Chart and figure data:

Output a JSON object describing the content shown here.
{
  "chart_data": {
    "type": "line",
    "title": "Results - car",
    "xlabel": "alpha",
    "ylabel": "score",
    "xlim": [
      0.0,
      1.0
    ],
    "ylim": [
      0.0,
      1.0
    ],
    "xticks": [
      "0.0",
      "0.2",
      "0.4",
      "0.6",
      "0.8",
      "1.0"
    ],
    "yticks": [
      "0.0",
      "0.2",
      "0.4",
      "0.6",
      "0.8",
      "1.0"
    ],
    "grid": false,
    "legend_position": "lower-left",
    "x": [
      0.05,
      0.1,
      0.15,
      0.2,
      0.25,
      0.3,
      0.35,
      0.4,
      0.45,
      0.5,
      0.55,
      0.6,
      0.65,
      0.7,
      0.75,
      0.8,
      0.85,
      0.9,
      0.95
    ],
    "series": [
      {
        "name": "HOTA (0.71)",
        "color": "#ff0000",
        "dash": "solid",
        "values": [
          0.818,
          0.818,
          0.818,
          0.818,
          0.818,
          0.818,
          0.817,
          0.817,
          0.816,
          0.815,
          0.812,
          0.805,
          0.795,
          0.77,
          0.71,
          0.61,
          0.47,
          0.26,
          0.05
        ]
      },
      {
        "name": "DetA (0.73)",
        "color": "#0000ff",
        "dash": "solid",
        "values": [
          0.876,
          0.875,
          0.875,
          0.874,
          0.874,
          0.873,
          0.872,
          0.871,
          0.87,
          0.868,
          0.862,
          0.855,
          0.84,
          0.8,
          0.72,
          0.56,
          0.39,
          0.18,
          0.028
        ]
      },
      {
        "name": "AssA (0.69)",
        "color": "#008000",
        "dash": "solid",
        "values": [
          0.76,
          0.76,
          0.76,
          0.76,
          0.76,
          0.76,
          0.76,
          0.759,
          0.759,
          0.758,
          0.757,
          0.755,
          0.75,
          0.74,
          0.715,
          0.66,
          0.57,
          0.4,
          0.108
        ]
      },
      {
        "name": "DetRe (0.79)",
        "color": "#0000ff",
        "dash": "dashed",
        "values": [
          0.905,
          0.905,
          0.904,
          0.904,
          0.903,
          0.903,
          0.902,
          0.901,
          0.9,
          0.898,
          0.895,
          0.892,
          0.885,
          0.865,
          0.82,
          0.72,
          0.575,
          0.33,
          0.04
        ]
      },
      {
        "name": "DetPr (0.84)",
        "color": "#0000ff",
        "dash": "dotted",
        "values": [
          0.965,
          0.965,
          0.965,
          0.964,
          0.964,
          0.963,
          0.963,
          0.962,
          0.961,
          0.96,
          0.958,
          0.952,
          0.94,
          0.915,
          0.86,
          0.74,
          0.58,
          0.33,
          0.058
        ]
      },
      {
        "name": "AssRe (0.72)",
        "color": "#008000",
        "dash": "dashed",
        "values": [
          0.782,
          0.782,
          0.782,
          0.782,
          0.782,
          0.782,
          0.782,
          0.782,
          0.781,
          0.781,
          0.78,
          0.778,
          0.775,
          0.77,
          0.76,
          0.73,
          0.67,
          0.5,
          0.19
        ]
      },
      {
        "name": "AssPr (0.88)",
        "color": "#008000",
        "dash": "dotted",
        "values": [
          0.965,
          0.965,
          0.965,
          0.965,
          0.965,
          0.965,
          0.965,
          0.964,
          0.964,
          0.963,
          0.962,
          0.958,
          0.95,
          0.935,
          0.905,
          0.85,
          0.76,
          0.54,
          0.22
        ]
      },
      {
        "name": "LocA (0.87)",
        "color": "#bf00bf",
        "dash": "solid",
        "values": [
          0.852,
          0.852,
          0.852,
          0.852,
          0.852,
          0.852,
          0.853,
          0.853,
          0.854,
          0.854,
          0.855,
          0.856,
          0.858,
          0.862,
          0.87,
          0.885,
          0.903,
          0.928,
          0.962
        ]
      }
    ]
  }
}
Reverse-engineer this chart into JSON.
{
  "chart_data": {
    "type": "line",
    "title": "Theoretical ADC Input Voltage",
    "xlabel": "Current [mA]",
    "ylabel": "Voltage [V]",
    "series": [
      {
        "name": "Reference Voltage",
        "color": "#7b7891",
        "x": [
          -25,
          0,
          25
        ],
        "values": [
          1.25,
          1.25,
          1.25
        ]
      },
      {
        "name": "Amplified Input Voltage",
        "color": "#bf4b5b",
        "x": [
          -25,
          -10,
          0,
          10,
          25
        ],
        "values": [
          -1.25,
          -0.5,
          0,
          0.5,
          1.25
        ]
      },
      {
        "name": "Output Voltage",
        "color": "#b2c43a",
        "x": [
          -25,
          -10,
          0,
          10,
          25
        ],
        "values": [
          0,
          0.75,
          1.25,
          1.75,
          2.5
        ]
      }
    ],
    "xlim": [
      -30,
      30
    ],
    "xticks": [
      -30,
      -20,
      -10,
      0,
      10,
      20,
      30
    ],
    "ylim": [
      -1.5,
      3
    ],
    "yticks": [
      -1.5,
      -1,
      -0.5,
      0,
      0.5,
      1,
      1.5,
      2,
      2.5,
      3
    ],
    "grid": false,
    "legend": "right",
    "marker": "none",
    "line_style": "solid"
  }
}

◆ DIRECTIONS ◆
Return the entries in full, keeping every line exactly as it is.

◆ TASK OUTPUT ◆
Output a JSON object describing the content shown here.
{
  "chart_data": {
    "type": "line",
    "title": "Results - car",
    "xlabel": "alpha",
    "ylabel": "score",
    "xlim": [
      0.0,
      1.0
    ],
    "ylim": [
      0.0,
      1.0
    ],
    "xticks": [
      "0.0",
      "0.2",
      "0.4",
      "0.6",
      "0.8",
      "1.0"
    ],
    "yticks": [
      "0.0",
      "0.2",
      "0.4",
      "0.6",
      "0.8",
      "1.0"
    ],
    "grid": false,
    "legend_position": "lower-left",
    "x": [
      0.05,
      0.1,
      0.15,
      0.2,
      0.25,
      0.3,
      0.35,
      0.4,
      0.45,
      0.5,
      0.55,
      0.6,
      0.65,
      0.7,
      0.75,
      0.8,
      0.85,
      0.9,
      0.95
    ],
    "series": [
      {
        "name": "HOTA (0.71)",
        "color": "#ff0000",
        "dash": "solid",
        "values": [
          0.818,
          0.818,
          0.818,
          0.818,
          0.818,
          0.818,
          0.817,
          0.817,
          0.816,
          0.815,
          0.812,
          0.805,
          0.795,
          0.77,
          0.71,
          0.61,
          0.47,
          0.26,
          0.05
        ]
      },
      {
        "name": "DetA (0.73)",
        "color": "#0000ff",
        "dash": "solid",
        "values": [
          0.876,
          0.875,
          0.875,
          0.874,
          0.874,
          0.873,
          0.872,
          0.871,
          0.87,
          0.868,
          0.862,
          0.855,
          0.84,
          0.8,
          0.72,
          0.56,
          0.39,
          0.18,
          0.028
        ]
      },
      {
        "name": "AssA (0.69)",
        "color": "#008000",
        "dash": "solid",
        "values": [
          0.76,
          0.76,
          0.76,
          0.76,
          0.76,
          0.76,
          0.76,
          0.759,
          0.759,
          0.758,
          0.757,
          0.755,
          0.75,
          0.74,
          0.715,
          0.66,
          0.57,
          0.4,
          0.108
        ]
      },
      {
        "name": "DetRe (0.79)",
        "color": "#0000ff",
        "dash": "dashed",
        "values": [
          0.905,
          0.905,
          0.904,
          0.904,
          0.903,
          0.903,
          0.902,
          0.901,
          0.9,
          0.898,
          0.895,
          0.892,
          0.885,
          0.865,
          0.82,
          0.72,
          0.575,
          0.33,
          0.04
        ]
      },
      {
        "name": "DetPr (0.84)",
        "color": "#0000ff",
        "dash": "dotted",
        "values": [
          0.965,
          0.965,
          0.965,
          0.964,
          0.964,
          0.963,
          0.963,
          0.962,
          0.961,
          0.96,
          0.958,
          0.952,
          0.94,
          0.915,
          0.86,
          0.74,
          0.58,
          0.33,
          0.058
        ]
      },
      {
        "name": "AssRe (0.72)",
        "color": "#008000",
        "dash": "dashed",
        "values": [
          0.782,
          0.782,
          0.782,
          0.782,
          0.782,
          0.782,
          0.782,
          0.782,
          0.781,
          0.781,
          0.78,
          0.778,
          0.775,
          0.77,
          0.76,
          0.73,
          0.67,
          0.5,
          0.19
        ]
      },
      {
        "name": "AssPr (0.88)",
        "color": "#008000",
        "dash": "dotted",
        "values": [
          0.965,
          0.965,
          0.965,
          0.965,
          0.965,
          0.965,
          0.965,
          0.964,
          0.964,
          0.963,
          0.962,
          0.958,
          0.95,
          0.935,
          0.905,
          0.85,
          0.76,
          0.54,
          0.22
        ]
      },
      {
        "name": "LocA (0.87)",
        "color": "#bf00bf",
        "dash": "solid",
        "values": [
          0.852,
          0.852,
          0.852,
          0.852,
          0.852,
          0.852,
          0.853,
          0.853,
          0.854,
          0.854,
          0.855,
          0.856,
          0.858,
          0.862,
          0.87,
          0.885,
          0.903,
          0.928,
          0.962
        ]
      }
    ]
  }
}
Reverse-engineer this chart into JSON.
{
  "chart_data": {
    "type": "line",
    "title": "Theoretical ADC Input Voltage",
    "xlabel": "Current [mA]",
    "ylabel": "Voltage [V]",
    "series": [
      {
        "name": "Reference Voltage",
        "color": "#7b7891",
        "x": [
          -25,
          0,
          25
        ],
        "values": [
          1.25,
          1.25,
          1.25
        ]
      },
      {
        "name": "Amplified Input Voltage",
        "color": "#bf4b5b",
        "x": [
          -25,
          -10,
          0,
          10,
          25
        ],
        "values": [
          -1.25,
          -0.5,
          0,
          0.5,
          1.25
        ]
      },
      {
        "name": "Output Voltage",
        "color": "#b2c43a",
        "x": [
          -25,
          -10,
          0,
          10,
          25
        ],
        "values": [
          0,
          0.75,
          1.25,
          1.75,
          2.5
        ]
      }
    ],
    "xlim": [
      -30,
      30
    ],
    "xticks": [
      -30,
      -20,
      -10,
      0,
      10,
      20,
      30
    ],
    "ylim": [
      -1.5,
      3
    ],
    "yticks": [
      -1.5,
      -1,
      -0.5,
      0,
      0.5,
      1,
      1.5,
      2,
      2.5,
      3
    ],
    "grid": false,
    "legend": "right",
    "marker": "none",
    "line_style": "solid"
  }
}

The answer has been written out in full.